Work required: Give all the lines below again, exactly, with no pictures.

Data extract:

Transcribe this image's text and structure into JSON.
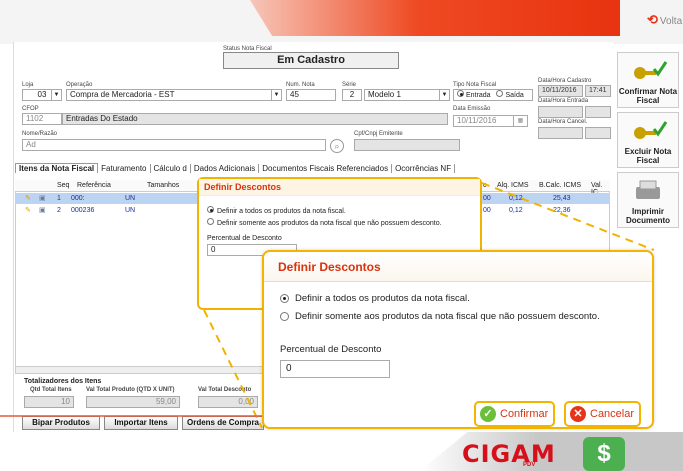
{
  "header": {
    "voltar_label": "Volta"
  },
  "status": {
    "label": "Status Nota Fiscal",
    "value": "Em Cadastro"
  },
  "form": {
    "loja_label": "Loja",
    "loja_value": "03",
    "operacao_label": "Operação",
    "operacao_value": "Compra de Mercadoria - EST",
    "num_nota_label": "Num. Nota",
    "num_nota_value": "45",
    "serie_label": "Série",
    "serie_value": "2",
    "modelo_value": "Modelo 1",
    "tipo_nota_label": "Tipo Nota Fiscal",
    "tipo_entrada": "Entrada",
    "tipo_saida": "Saída",
    "cadastro_label": "Data/Hora Cadastro",
    "cadastro_date": "10/11/2016",
    "cadastro_time": "17:41",
    "entrada_label": "Data/Hora Entrada",
    "cfop_label": "CFOP",
    "cfop_code": "1102",
    "cfop_desc": "Entradas Do Estado",
    "emissao_label": "Data Emissão",
    "emissao_value": "10/11/2016",
    "cancel_label": "Data/Hora Cancel.",
    "nome_label": "Nome/Razão",
    "nome_value": "Ad",
    "cpf_label": "Cpf/Cnpj Emitente"
  },
  "tabs": [
    "Itens da Nota Fiscal",
    "Faturamento",
    "Cálculo d",
    "Dados Adicionais",
    "Documentos Fiscais Referenciados",
    "Ocorrências NF"
  ],
  "grid": {
    "headers": {
      "seq": "Seq",
      "ref": "Referência",
      "tam": "Tamanhos",
      "c": "c",
      "aliq": "Alq. ICMS",
      "bcalc": "B.Calc. ICMS",
      "val": "Val. IC"
    },
    "rows": [
      {
        "seq": "1",
        "ref": "000:",
        "un": "UN",
        "c": "00",
        "aliq": "0,12",
        "bcalc": "25,43"
      },
      {
        "seq": "2",
        "ref": "000236",
        "un": "UN",
        "c": "00",
        "aliq": "0,12",
        "bcalc": "22,36"
      }
    ]
  },
  "totals": {
    "title": "Totalizadores dos Itens",
    "qtd_label": "Qtd Total Itens",
    "qtd_value": "10",
    "prod_label": "Val Total Produto (QTD X UNIT)",
    "prod_value": "59,00",
    "desc_label": "Val Total Desconto",
    "desc_value": "0,00"
  },
  "bottom_buttons": {
    "bipar": "Bipar Produtos",
    "importar": "Importar Itens",
    "ordens": "Ordens de Compra"
  },
  "right_panel": {
    "confirmar": "Confirmar Nota Fiscal",
    "excluir": "Excluir Nota Fiscal",
    "imprimir": "Imprimir Documento"
  },
  "dialog": {
    "title": "Definir Descontos",
    "option_all": "Definir a todos os produtos da nota fiscal.",
    "option_some": "Definir somente aos produtos da nota fiscal que não possuem desconto.",
    "percent_label": "Percentual de Desconto",
    "percent_value": "0",
    "confirm": "Confirmar",
    "cancel": "Cancelar"
  },
  "footer": {
    "logo": "CIGAM",
    "pdv": "PDV",
    "dollar": "$"
  },
  "colors": {
    "accent": "#e8330f",
    "dialog_border": "#f3b400",
    "title_red": "#d9320f",
    "selected_row": "#bcd4f2"
  }
}
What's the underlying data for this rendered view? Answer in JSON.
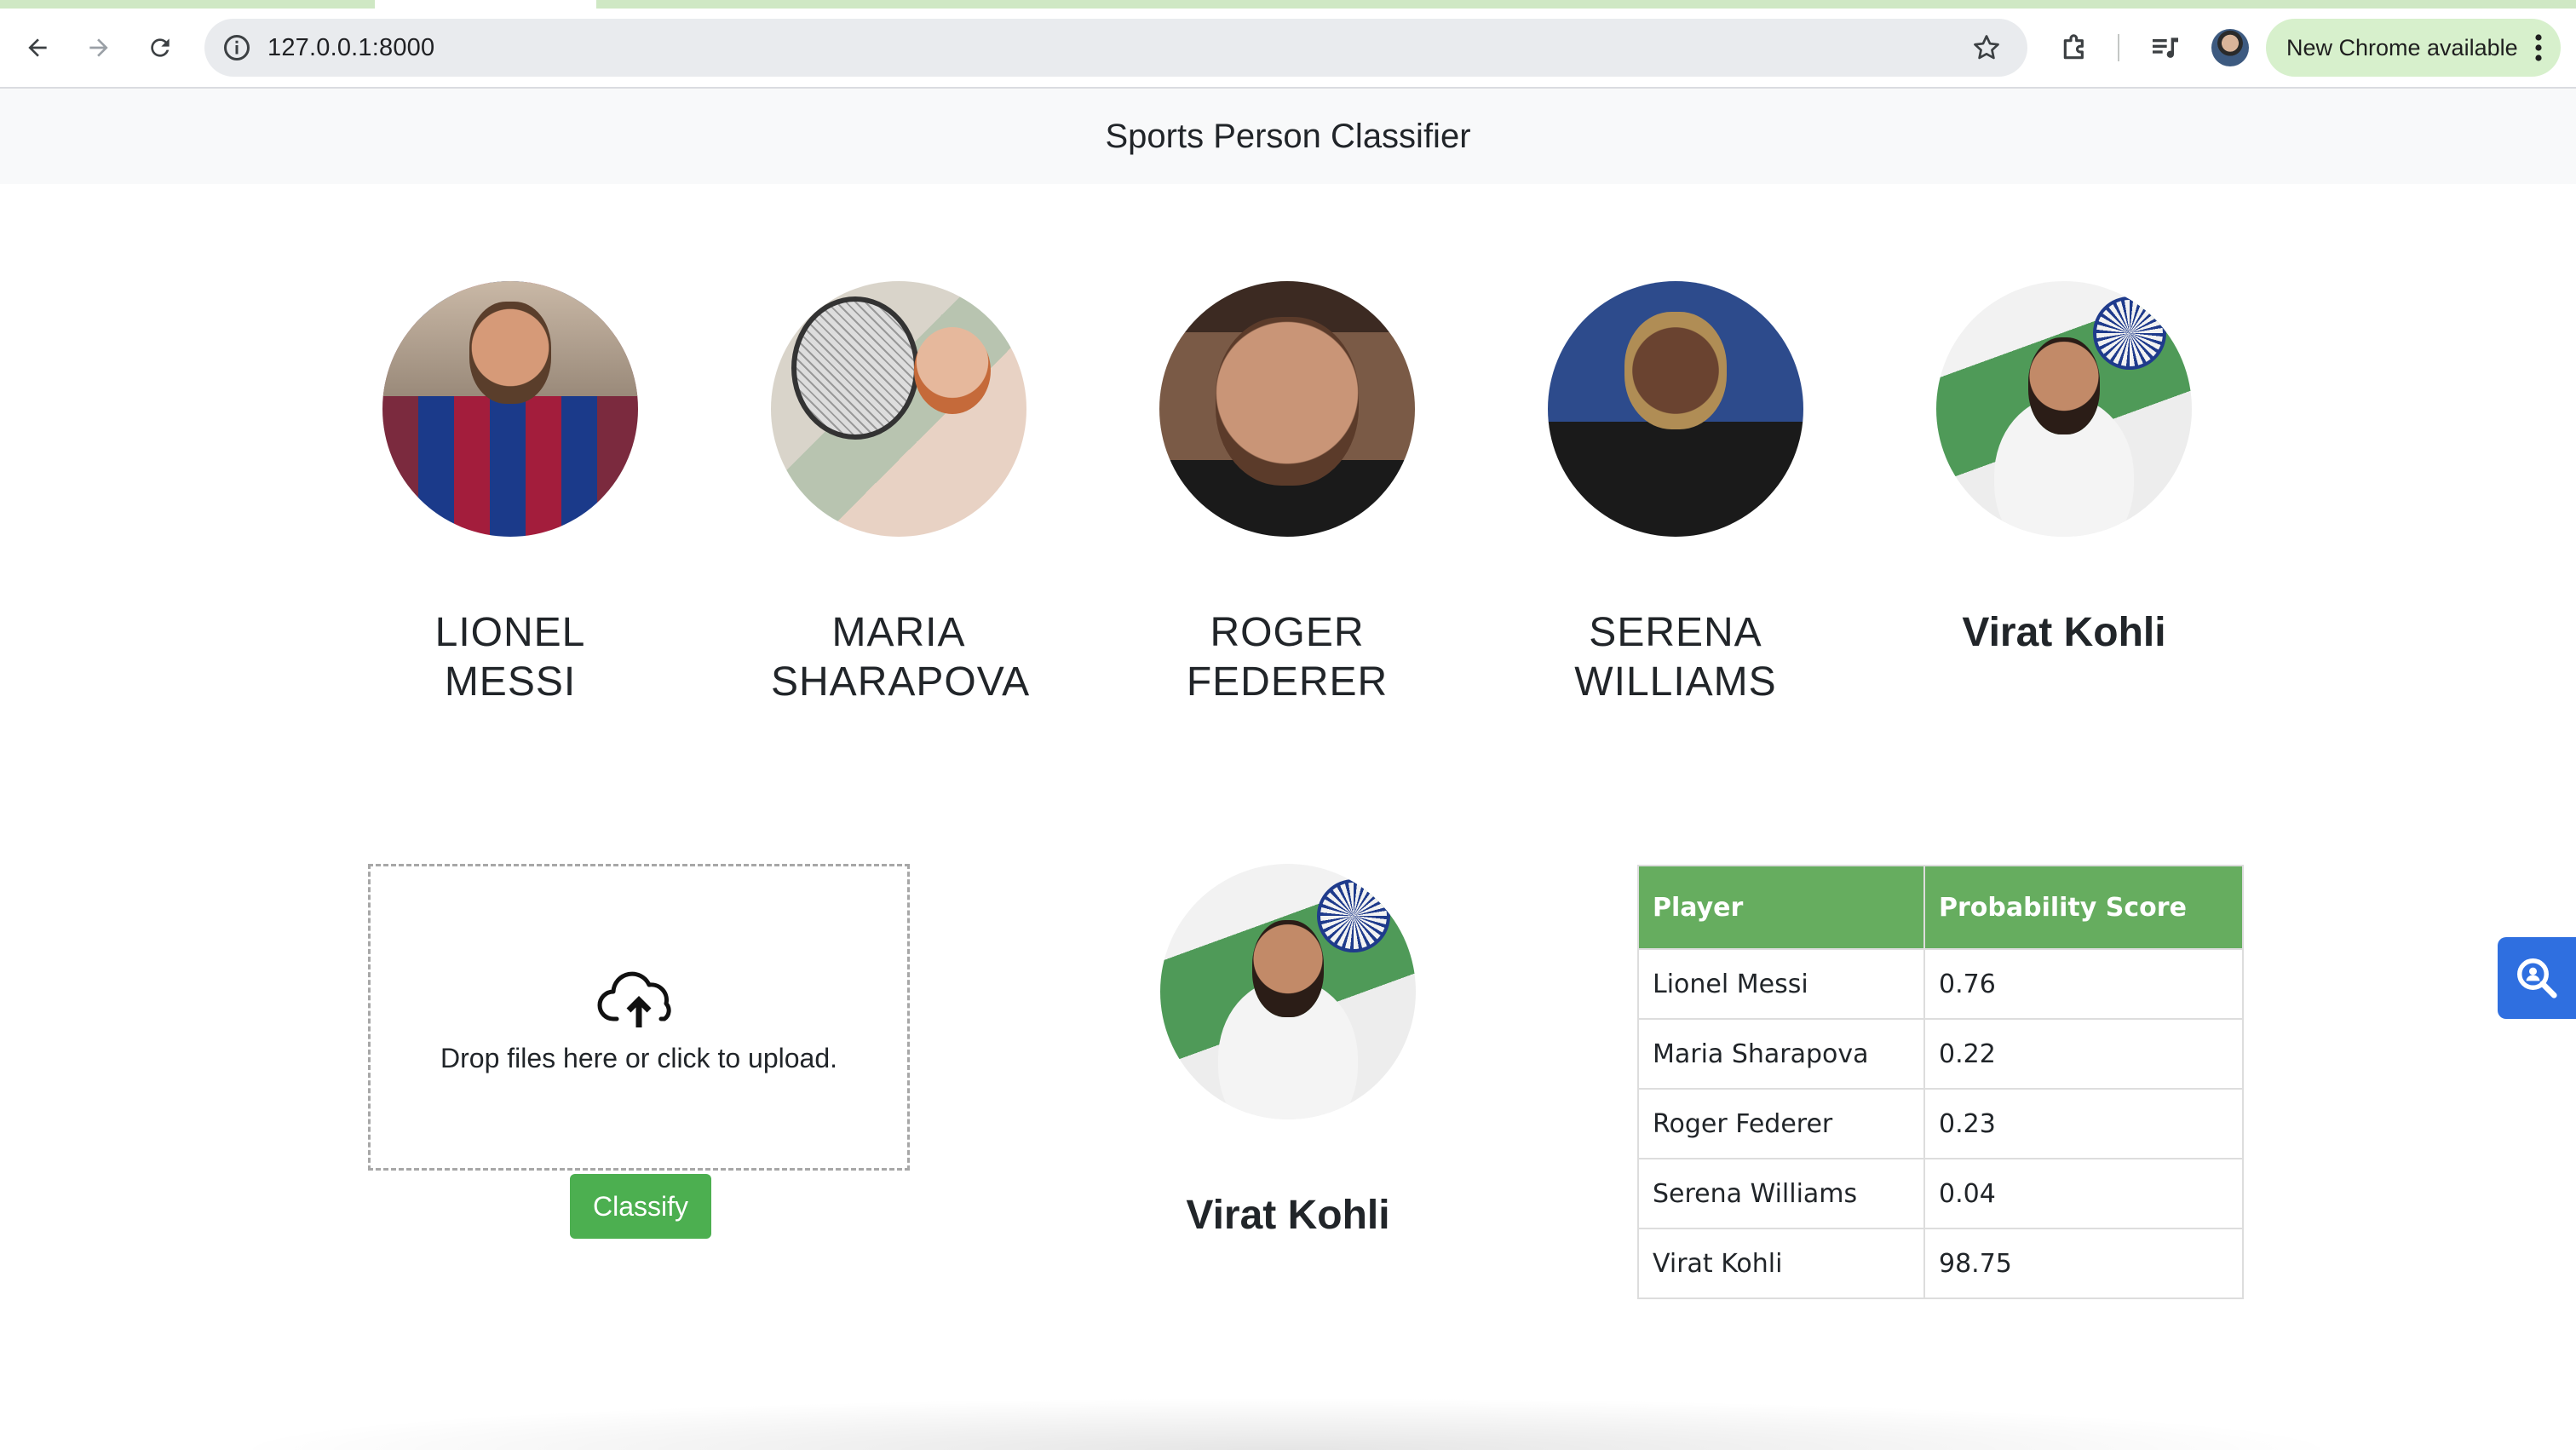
{
  "browser": {
    "url": "127.0.0.1:8000",
    "update_label": "New Chrome available"
  },
  "header": {
    "title": "Sports Person Classifier"
  },
  "players": [
    {
      "name_line1": "LIONEL",
      "name_line2": "MESSI",
      "portrait": "lionel-messi-photo"
    },
    {
      "name_line1": "MARIA",
      "name_line2": "SHARAPOVA",
      "portrait": "maria-sharapova-photo"
    },
    {
      "name_line1": "ROGER",
      "name_line2": "FEDERER",
      "portrait": "roger-federer-photo"
    },
    {
      "name_line1": "SERENA",
      "name_line2": "WILLIAMS",
      "portrait": "serena-williams-photo"
    },
    {
      "name_line1": "Virat Kohli",
      "name_line2": "",
      "portrait": "virat-kohli-photo"
    }
  ],
  "upload": {
    "prompt": "Drop files here or click to upload.",
    "icon": "cloud-upload-icon",
    "button_label": "Classify"
  },
  "result": {
    "name": "Virat Kohli",
    "portrait": "virat-kohli-photo"
  },
  "scores_table": {
    "headers": [
      "Player",
      "Probability Score"
    ],
    "rows": [
      [
        "Lionel Messi",
        "0.76"
      ],
      [
        "Maria Sharapova",
        "0.22"
      ],
      [
        "Roger Federer",
        "0.23"
      ],
      [
        "Serena Williams",
        "0.04"
      ],
      [
        "Virat Kohli",
        "98.75"
      ]
    ]
  },
  "colors": {
    "accent_green": "#4caf50",
    "table_header": "#66ad5f",
    "header_bg": "#f8f9fa",
    "float_tool": "#2f6fe0"
  }
}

Answer for the task:
Transcribe this image's text and structure into JSON.
{
  "header": {
    "voltar_label": "Volta"
  },
  "status": {
    "label": "Status Nota Fiscal",
    "value": "Em Cadastro"
  },
  "form": {
    "loja_label": "Loja",
    "loja_value": "03",
    "operacao_label": "Operação",
    "operacao_value": "Compra de Mercadoria - EST",
    "num_nota_label": "Num. Nota",
    "num_nota_value": "45",
    "serie_label": "Série",
    "serie_value": "2",
    "modelo_value": "Modelo 1",
    "tipo_nota_label": "Tipo Nota Fiscal",
    "tipo_entrada": "Entrada",
    "tipo_saida": "Saída",
    "cadastro_label": "Data/Hora Cadastro",
    "cadastro_date": "10/11/2016",
    "cadastro_time": "17:41",
    "entrada_label": "Data/Hora Entrada",
    "cfop_label": "CFOP",
    "cfop_code": "1102",
    "cfop_desc": "Entradas Do Estado",
    "emissao_label": "Data Emissão",
    "emissao_value": "10/11/2016",
    "cancel_label": "Data/Hora Cancel.",
    "nome_label": "Nome/Razão",
    "nome_value": "Ad",
    "cpf_label": "Cpf/Cnpj Emitente"
  },
  "tabs": [
    "Itens da Nota Fiscal",
    "Faturamento",
    "Cálculo d",
    "Dados Adicionais",
    "Documentos Fiscais Referenciados",
    "Ocorrências NF"
  ],
  "grid": {
    "headers": {
      "seq": "Seq",
      "ref": "Referência",
      "tam": "Tamanhos",
      "c": "c",
      "aliq": "Alq. ICMS",
      "bcalc": "B.Calc. ICMS",
      "val": "Val. IC"
    },
    "rows": [
      {
        "seq": "1",
        "ref": "000:",
        "un": "UN",
        "c": "00",
        "aliq": "0,12",
        "bcalc": "25,43"
      },
      {
        "seq": "2",
        "ref": "000236",
        "un": "UN",
        "c": "00",
        "aliq": "0,12",
        "bcalc": "22,36"
      }
    ]
  },
  "totals": {
    "title": "Totalizadores dos Itens",
    "qtd_label": "Qtd Total Itens",
    "qtd_value": "10",
    "prod_label": "Val Total Produto (QTD X UNIT)",
    "prod_value": "59,00",
    "desc_label": "Val Total Desconto",
    "desc_value": "0,00"
  },
  "bottom_buttons": {
    "bipar": "Bipar Produtos",
    "importar": "Importar Itens",
    "ordens": "Ordens de Compra"
  },
  "right_panel": {
    "confirmar": "Confirmar Nota Fiscal",
    "excluir": "Excluir Nota Fiscal",
    "imprimir": "Imprimir Documento"
  },
  "dialog": {
    "title": "Definir Descontos",
    "option_all": "Definir a todos os produtos da nota fiscal.",
    "option_some": "Definir somente aos produtos da nota fiscal que não possuem desconto.",
    "percent_label": "Percentual de Desconto",
    "percent_value": "0",
    "confirm": "Confirmar",
    "cancel": "Cancelar"
  },
  "footer": {
    "logo": "CIGAM",
    "pdv": "PDV",
    "dollar": "$"
  },
  "colors": {
    "accent": "#e8330f",
    "dialog_border": "#f3b400",
    "title_red": "#d9320f",
    "selected_row": "#bcd4f2"
  }
}
What's the underlying data for this rendered view? Answer in JSON.
{
  "browser": {
    "url": "127.0.0.1:8000",
    "update_label": "New Chrome available"
  },
  "header": {
    "title": "Sports Person Classifier"
  },
  "players": [
    {
      "name_line1": "LIONEL",
      "name_line2": "MESSI",
      "portrait": "lionel-messi-photo"
    },
    {
      "name_line1": "MARIA",
      "name_line2": "SHARAPOVA",
      "portrait": "maria-sharapova-photo"
    },
    {
      "name_line1": "ROGER",
      "name_line2": "FEDERER",
      "portrait": "roger-federer-photo"
    },
    {
      "name_line1": "SERENA",
      "name_line2": "WILLIAMS",
      "portrait": "serena-williams-photo"
    },
    {
      "name_line1": "Virat Kohli",
      "name_line2": "",
      "portrait": "virat-kohli-photo"
    }
  ],
  "upload": {
    "prompt": "Drop files here or click to upload.",
    "icon": "cloud-upload-icon",
    "button_label": "Classify"
  },
  "result": {
    "name": "Virat Kohli",
    "portrait": "virat-kohli-photo"
  },
  "scores_table": {
    "headers": [
      "Player",
      "Probability Score"
    ],
    "rows": [
      [
        "Lionel Messi",
        "0.76"
      ],
      [
        "Maria Sharapova",
        "0.22"
      ],
      [
        "Roger Federer",
        "0.23"
      ],
      [
        "Serena Williams",
        "0.04"
      ],
      [
        "Virat Kohli",
        "98.75"
      ]
    ]
  },
  "colors": {
    "accent_green": "#4caf50",
    "table_header": "#66ad5f",
    "header_bg": "#f8f9fa",
    "float_tool": "#2f6fe0"
  }
}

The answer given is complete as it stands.